··· Extracted entries

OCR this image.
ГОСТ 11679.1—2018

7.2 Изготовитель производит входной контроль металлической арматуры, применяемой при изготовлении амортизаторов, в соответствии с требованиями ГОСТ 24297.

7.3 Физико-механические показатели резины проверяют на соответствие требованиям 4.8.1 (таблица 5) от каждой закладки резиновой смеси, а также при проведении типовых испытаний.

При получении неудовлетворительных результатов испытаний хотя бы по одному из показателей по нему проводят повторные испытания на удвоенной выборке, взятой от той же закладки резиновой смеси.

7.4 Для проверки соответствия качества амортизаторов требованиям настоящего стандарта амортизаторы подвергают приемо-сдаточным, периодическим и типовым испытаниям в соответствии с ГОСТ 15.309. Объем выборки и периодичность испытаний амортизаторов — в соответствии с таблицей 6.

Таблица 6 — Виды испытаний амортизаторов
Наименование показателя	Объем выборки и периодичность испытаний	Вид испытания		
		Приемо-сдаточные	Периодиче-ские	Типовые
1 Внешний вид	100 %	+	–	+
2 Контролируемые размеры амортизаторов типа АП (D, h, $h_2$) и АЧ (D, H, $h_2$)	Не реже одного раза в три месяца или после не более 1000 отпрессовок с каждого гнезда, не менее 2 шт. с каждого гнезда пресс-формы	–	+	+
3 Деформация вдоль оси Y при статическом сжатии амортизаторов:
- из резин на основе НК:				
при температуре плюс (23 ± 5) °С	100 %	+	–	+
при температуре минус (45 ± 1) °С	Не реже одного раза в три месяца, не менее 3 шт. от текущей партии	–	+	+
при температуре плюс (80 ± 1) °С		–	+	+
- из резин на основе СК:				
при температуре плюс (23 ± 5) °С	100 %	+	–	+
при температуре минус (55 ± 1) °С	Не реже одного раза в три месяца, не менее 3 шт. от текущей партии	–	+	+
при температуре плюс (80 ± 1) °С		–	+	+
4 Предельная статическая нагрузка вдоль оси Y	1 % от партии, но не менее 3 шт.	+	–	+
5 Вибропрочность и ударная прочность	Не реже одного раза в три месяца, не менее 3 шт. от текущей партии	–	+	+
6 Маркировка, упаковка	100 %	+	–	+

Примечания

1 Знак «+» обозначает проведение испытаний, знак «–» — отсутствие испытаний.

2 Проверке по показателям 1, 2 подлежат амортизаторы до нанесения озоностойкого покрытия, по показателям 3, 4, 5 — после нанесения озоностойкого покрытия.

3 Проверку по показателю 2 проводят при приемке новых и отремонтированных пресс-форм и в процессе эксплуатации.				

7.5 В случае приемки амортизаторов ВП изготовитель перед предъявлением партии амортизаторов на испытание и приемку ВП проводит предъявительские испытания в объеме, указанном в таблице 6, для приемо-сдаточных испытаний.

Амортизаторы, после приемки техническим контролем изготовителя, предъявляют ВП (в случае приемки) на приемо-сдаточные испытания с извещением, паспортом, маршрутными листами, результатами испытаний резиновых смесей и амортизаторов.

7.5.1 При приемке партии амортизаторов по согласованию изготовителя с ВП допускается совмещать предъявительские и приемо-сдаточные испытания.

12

······

What to do.
Write out every line from the entries where "приемки" appears.

Full answer.
7.5 В случае приемки амортизаторов ВП изготовитель перед предъявлением партии амортизаторов на испытание и приемку ВП проводит предъявительские испытания в объеме, указанном в таблице 6, для приемо-сдаточных испытаний.
Амортизаторы, после приемки техническим контролем изготовителя, предъявляют ВП (в случае приемки) на приемо-сдаточные испытания с извещением, паспортом, маршрутными листами, результатами испытаний резиновых смесей и амортизаторов.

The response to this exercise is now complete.